Report how many lines contain "DIRECTOS". Give the number and nothing else.

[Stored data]
+---+
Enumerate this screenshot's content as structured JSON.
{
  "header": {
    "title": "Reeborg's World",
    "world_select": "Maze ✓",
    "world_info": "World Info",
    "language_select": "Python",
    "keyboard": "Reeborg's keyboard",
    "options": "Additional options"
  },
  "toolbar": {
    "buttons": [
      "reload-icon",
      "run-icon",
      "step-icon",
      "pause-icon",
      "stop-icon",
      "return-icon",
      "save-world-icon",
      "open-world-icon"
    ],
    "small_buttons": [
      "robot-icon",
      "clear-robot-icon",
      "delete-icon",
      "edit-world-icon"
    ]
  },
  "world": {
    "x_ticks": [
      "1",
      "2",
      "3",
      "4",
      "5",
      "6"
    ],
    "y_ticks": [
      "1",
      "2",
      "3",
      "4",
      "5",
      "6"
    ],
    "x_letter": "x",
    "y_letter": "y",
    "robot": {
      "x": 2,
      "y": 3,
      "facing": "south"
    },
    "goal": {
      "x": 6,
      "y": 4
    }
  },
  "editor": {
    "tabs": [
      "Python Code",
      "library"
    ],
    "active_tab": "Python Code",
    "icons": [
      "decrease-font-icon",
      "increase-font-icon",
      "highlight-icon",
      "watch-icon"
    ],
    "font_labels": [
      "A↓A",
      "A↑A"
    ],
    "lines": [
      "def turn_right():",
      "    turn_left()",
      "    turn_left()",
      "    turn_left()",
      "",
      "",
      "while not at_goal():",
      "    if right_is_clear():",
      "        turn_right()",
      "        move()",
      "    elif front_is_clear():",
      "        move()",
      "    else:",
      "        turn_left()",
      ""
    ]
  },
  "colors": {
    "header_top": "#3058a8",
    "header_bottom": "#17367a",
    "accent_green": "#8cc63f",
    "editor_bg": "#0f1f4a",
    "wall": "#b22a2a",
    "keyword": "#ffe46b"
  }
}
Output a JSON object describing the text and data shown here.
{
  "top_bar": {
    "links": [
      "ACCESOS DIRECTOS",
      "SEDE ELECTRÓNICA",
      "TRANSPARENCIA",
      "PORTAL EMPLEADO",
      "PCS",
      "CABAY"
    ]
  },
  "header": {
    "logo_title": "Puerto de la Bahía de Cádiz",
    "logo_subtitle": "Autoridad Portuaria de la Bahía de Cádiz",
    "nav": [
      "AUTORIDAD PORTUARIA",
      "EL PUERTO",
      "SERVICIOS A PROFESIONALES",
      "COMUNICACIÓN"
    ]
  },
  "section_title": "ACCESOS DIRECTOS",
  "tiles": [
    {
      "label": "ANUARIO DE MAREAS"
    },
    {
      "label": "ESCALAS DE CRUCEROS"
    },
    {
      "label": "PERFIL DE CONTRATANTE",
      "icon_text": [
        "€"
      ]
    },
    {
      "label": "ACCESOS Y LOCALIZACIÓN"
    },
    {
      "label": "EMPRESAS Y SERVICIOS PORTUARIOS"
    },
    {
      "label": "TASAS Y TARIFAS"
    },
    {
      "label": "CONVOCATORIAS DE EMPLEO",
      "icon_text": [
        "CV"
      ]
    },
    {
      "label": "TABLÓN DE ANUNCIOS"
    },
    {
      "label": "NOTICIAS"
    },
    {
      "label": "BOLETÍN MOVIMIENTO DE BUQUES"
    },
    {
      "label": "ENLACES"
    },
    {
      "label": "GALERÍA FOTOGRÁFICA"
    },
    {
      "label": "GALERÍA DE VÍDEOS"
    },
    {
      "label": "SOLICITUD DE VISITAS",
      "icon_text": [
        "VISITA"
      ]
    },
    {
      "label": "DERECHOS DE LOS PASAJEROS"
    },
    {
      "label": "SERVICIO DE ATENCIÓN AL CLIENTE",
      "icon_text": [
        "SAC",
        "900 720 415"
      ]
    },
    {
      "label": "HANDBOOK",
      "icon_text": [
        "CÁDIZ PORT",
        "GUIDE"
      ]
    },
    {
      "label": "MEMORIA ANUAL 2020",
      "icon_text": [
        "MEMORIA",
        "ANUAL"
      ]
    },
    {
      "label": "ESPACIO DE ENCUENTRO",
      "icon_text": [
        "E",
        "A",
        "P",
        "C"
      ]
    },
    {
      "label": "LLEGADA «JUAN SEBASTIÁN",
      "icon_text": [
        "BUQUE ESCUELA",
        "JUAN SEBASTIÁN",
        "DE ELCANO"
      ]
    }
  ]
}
+---+
Task answer » 2